Stated goal: Locate each line in the records containing "Velocity". Copy it.
=======
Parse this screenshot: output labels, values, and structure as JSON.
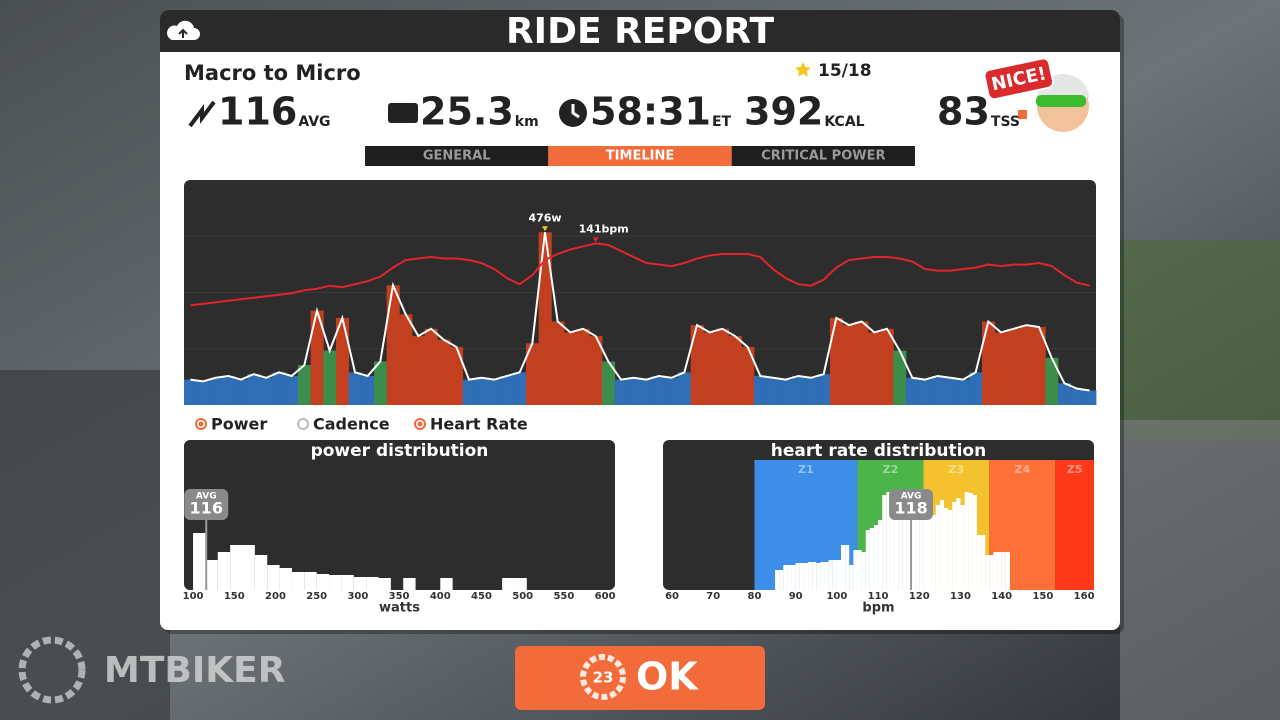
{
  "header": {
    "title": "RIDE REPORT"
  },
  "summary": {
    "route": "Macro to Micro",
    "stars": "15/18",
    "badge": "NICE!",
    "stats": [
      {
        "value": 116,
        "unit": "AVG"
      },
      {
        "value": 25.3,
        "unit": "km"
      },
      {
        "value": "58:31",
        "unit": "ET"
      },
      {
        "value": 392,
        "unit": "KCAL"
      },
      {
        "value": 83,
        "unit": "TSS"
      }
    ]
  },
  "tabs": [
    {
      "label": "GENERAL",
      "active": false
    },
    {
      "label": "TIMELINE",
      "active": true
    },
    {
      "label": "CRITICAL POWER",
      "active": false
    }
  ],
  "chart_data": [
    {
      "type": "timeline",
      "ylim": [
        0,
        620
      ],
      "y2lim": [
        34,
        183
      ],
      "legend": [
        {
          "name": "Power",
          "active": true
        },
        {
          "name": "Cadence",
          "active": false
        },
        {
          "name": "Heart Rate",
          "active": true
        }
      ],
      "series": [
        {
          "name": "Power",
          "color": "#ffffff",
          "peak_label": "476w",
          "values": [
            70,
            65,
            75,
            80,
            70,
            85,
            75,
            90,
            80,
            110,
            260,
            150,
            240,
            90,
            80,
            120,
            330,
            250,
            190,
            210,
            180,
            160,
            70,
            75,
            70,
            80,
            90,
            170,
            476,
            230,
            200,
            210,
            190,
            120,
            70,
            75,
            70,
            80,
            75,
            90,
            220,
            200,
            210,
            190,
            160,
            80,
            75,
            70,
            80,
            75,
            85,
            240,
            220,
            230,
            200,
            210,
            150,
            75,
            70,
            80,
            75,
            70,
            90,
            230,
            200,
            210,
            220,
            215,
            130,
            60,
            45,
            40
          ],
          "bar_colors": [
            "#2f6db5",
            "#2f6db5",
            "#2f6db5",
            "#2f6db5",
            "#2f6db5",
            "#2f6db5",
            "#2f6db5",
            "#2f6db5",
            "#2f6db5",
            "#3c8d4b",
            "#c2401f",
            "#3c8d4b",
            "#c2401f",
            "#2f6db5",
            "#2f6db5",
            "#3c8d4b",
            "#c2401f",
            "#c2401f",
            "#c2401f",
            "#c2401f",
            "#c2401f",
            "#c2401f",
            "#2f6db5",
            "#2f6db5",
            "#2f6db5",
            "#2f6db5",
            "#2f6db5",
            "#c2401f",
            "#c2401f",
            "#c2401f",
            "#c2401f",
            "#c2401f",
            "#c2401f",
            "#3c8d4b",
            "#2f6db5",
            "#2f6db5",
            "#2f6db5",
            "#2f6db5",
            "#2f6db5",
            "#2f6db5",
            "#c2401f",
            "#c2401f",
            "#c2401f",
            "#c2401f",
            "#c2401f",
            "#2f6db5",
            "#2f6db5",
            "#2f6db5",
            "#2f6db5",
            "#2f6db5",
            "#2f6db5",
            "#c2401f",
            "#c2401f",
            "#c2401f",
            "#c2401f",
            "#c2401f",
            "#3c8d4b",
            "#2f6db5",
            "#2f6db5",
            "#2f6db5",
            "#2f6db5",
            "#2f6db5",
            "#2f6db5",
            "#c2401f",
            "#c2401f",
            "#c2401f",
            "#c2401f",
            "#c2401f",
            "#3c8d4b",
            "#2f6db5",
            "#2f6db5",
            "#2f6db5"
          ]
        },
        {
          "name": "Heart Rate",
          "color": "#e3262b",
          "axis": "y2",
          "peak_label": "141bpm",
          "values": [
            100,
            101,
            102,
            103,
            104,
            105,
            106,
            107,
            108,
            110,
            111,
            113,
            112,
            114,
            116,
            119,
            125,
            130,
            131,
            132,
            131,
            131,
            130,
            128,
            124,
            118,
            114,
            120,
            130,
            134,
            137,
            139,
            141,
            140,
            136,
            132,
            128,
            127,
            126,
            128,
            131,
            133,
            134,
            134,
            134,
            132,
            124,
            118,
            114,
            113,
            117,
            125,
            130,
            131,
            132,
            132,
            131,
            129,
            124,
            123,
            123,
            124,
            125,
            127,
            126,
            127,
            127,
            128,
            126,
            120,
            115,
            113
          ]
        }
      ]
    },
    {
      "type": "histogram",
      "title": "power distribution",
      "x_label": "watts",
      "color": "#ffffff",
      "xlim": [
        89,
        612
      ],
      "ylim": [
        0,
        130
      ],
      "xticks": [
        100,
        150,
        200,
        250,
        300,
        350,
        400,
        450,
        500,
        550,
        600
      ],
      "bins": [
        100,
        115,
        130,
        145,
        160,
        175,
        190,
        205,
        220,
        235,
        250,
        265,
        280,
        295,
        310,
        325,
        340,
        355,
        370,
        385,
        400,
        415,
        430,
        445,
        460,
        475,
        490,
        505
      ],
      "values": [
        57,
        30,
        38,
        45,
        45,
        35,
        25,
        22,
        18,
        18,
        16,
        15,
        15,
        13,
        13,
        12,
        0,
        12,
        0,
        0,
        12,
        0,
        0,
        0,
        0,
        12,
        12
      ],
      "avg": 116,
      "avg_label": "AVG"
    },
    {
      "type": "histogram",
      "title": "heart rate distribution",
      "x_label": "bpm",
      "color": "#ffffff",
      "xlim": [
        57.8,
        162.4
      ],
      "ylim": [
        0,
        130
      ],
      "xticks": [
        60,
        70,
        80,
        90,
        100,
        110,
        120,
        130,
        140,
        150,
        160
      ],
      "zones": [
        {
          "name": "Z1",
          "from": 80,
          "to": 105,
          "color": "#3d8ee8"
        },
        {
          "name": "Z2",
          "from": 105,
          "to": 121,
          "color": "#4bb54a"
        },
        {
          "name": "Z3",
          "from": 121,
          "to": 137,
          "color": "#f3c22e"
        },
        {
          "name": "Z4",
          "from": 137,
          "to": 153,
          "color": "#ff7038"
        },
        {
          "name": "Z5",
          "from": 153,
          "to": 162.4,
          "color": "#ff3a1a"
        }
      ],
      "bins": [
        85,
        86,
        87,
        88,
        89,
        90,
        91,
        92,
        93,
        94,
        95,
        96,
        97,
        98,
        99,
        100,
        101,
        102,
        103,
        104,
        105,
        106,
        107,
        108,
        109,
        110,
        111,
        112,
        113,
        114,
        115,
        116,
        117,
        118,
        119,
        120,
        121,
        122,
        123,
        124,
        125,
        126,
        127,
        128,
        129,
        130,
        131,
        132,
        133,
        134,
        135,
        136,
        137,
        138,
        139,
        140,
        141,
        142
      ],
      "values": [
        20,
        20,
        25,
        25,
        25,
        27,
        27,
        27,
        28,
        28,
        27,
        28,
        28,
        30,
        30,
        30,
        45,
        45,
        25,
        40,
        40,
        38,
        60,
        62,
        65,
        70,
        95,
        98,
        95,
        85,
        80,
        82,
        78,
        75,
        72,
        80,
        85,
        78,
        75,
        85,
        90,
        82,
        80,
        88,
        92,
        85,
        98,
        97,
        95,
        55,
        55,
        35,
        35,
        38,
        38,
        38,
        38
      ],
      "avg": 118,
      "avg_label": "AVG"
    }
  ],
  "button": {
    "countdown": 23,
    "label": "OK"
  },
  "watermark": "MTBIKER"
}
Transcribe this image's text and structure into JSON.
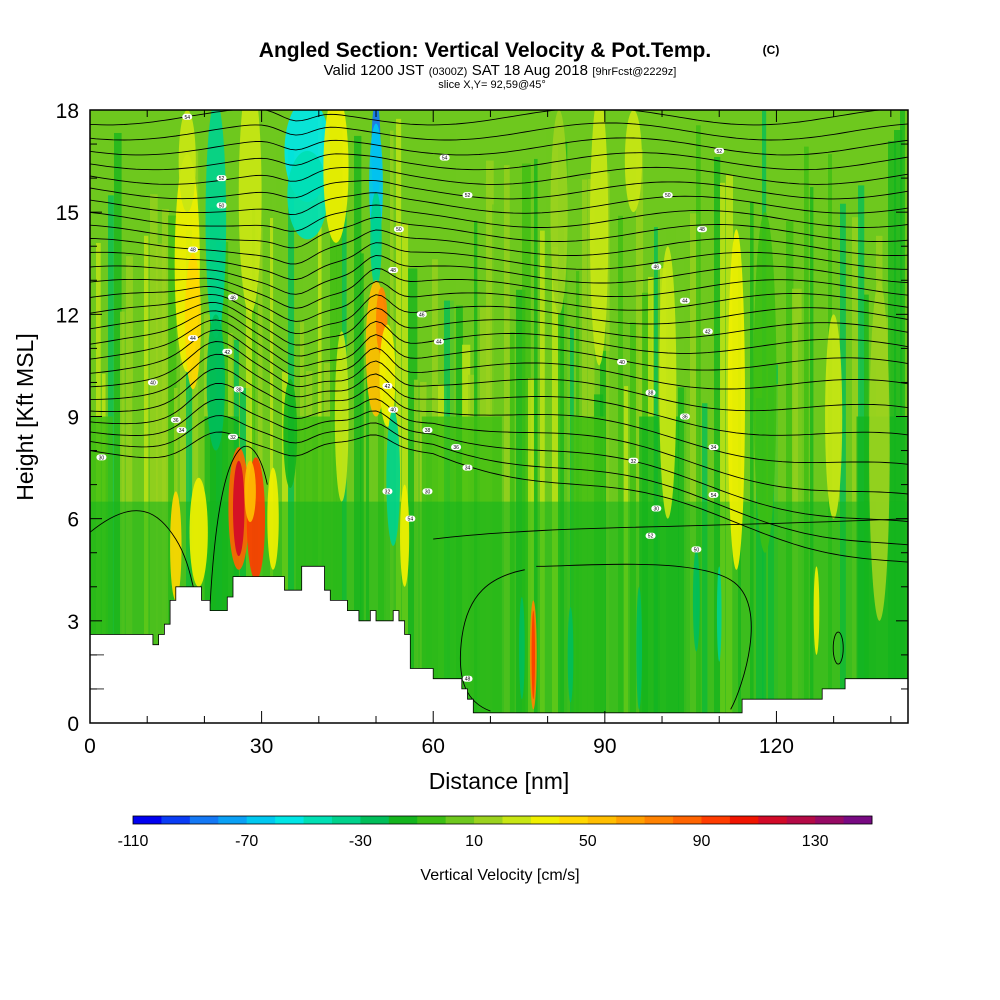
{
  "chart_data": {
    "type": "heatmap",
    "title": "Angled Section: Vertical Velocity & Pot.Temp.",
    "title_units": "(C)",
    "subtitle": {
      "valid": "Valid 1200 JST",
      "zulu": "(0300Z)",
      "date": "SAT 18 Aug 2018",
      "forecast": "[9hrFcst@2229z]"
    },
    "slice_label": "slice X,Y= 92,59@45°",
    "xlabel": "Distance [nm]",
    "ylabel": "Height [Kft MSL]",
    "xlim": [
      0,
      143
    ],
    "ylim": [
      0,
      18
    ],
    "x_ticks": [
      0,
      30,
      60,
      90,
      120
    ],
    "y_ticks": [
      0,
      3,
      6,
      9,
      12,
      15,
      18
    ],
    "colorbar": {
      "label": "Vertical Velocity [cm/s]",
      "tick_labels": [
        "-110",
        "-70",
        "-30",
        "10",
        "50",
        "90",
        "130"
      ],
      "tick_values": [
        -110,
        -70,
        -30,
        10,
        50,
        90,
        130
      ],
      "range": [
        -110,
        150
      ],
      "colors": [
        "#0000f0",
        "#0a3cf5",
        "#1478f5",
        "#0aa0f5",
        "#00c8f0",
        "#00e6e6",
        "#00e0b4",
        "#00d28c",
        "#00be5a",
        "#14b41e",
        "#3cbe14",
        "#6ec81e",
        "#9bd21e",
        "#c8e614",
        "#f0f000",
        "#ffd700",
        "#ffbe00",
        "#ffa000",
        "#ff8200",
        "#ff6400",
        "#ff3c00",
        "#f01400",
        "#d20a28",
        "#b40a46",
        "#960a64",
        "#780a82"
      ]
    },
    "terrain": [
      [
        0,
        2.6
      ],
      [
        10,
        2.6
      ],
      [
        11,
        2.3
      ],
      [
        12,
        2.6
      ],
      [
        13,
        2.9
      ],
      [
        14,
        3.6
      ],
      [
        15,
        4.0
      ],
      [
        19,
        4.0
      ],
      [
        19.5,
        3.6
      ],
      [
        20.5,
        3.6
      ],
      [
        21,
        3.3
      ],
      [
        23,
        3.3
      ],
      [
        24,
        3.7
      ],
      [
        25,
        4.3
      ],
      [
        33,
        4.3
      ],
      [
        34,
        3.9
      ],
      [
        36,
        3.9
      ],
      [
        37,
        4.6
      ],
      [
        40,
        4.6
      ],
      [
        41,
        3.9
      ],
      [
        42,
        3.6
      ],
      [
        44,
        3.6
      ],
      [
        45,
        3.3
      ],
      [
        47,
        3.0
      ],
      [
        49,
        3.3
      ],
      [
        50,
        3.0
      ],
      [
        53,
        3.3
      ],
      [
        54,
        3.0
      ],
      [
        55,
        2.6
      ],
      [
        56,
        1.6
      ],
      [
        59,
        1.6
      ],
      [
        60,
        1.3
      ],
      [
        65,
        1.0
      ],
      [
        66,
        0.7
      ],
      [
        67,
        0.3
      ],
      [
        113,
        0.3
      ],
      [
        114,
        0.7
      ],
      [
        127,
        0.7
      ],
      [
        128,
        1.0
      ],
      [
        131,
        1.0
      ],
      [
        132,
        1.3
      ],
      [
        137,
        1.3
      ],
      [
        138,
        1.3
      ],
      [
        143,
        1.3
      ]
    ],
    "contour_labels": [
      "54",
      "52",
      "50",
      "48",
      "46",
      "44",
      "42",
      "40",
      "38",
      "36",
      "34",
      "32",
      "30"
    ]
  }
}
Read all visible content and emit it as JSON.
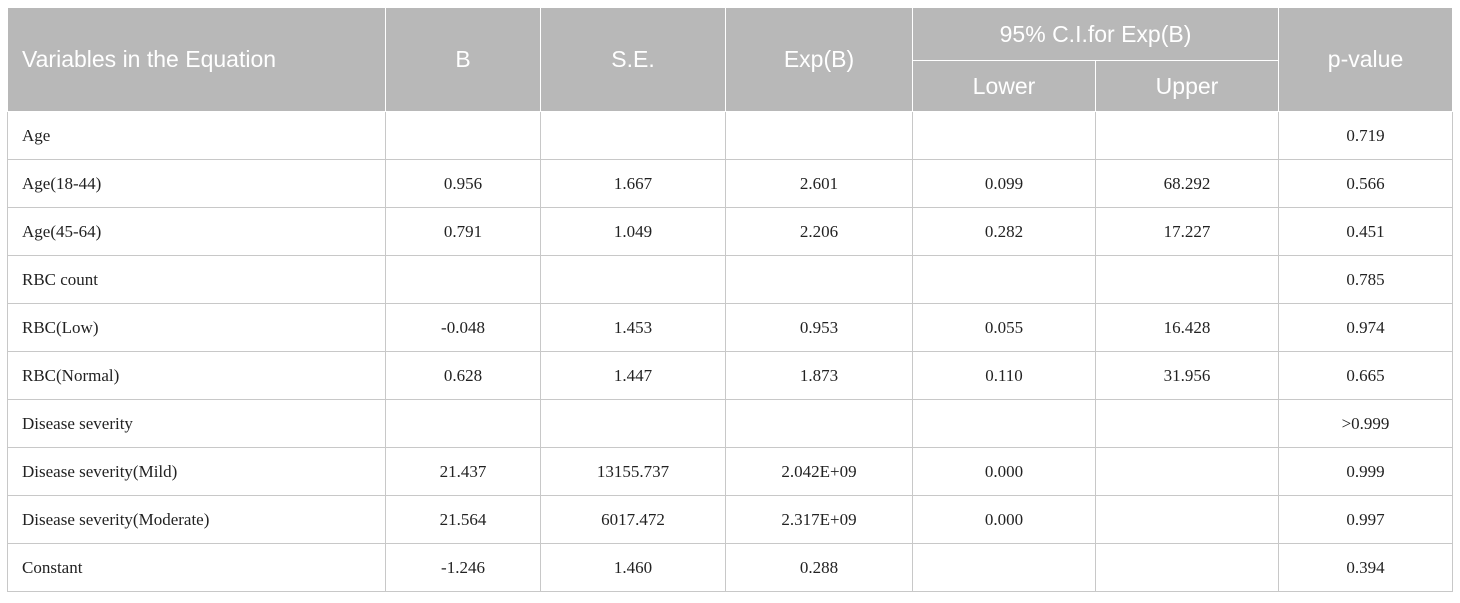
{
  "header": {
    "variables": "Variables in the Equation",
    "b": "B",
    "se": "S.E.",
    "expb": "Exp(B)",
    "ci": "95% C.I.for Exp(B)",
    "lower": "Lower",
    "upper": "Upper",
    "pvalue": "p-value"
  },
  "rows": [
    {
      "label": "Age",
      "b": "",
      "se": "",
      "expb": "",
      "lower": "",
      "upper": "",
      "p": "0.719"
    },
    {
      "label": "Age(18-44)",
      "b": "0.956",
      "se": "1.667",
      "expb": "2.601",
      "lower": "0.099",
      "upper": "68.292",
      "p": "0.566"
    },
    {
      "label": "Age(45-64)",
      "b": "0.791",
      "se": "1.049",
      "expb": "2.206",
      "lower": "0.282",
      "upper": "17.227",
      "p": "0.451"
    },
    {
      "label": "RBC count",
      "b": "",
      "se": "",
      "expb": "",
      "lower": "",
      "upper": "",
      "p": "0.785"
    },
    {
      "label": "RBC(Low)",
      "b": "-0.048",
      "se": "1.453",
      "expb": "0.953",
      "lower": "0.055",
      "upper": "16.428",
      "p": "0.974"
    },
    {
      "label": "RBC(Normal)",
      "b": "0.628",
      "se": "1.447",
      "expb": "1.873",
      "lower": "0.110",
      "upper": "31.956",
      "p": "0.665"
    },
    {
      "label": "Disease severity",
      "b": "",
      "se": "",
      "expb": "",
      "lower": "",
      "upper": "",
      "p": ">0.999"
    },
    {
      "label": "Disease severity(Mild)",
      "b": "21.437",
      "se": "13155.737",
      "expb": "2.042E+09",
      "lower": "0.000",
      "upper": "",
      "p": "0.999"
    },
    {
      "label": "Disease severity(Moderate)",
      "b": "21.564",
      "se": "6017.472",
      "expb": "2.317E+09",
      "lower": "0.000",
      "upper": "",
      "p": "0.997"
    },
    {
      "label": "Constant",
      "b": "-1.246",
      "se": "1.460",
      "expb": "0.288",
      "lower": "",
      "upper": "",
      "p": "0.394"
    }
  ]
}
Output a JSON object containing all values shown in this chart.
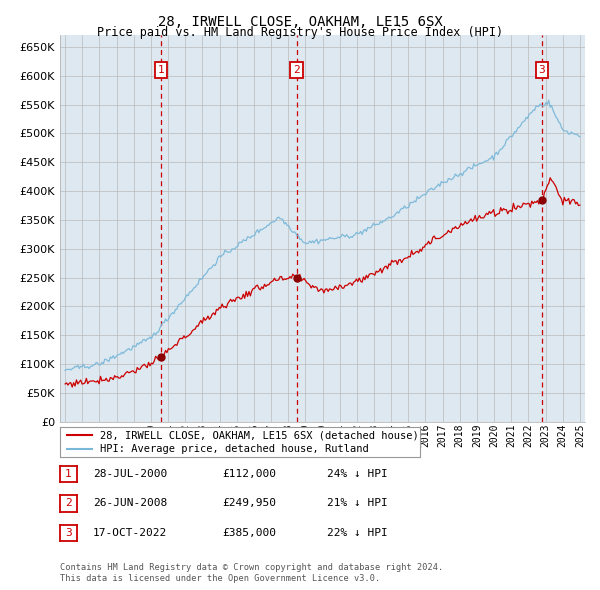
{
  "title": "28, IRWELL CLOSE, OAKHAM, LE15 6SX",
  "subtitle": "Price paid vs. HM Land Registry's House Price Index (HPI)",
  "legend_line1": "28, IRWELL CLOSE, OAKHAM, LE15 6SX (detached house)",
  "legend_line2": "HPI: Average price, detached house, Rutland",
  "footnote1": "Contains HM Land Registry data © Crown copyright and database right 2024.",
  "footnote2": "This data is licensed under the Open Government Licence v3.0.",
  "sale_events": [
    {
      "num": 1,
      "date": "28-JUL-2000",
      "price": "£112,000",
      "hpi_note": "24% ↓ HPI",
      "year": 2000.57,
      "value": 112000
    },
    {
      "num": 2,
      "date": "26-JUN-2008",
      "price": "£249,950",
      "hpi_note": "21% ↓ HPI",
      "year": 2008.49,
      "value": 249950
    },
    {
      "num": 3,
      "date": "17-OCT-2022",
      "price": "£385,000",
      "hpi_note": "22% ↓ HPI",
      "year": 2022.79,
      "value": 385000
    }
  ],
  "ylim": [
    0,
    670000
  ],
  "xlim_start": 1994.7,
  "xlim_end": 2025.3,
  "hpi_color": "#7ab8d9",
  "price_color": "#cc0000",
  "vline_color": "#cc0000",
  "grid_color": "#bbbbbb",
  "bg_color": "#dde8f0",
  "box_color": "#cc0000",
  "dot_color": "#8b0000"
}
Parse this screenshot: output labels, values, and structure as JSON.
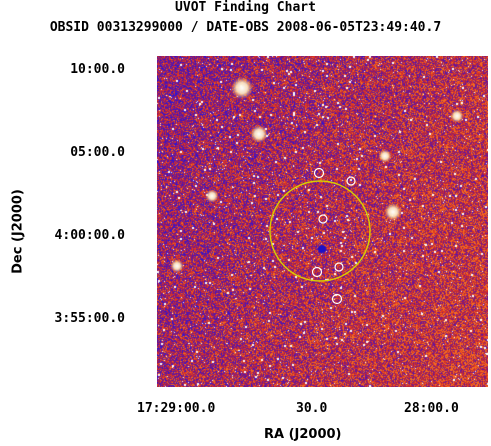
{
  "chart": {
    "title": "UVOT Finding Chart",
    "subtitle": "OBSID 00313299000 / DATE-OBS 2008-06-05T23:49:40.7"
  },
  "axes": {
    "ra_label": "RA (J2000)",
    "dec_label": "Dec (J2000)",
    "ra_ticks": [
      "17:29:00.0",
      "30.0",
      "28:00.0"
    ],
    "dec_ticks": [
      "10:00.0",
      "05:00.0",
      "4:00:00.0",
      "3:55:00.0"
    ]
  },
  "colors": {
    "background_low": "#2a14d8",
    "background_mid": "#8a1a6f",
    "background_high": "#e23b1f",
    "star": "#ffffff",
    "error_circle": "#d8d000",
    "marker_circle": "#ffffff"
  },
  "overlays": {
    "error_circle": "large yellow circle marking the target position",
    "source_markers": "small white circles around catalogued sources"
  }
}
=======
Task result:
    "title": "Angled Section: Vertical Velocity & Pot.Temp.",
      "label": "Vertical Velocity [cm/s]",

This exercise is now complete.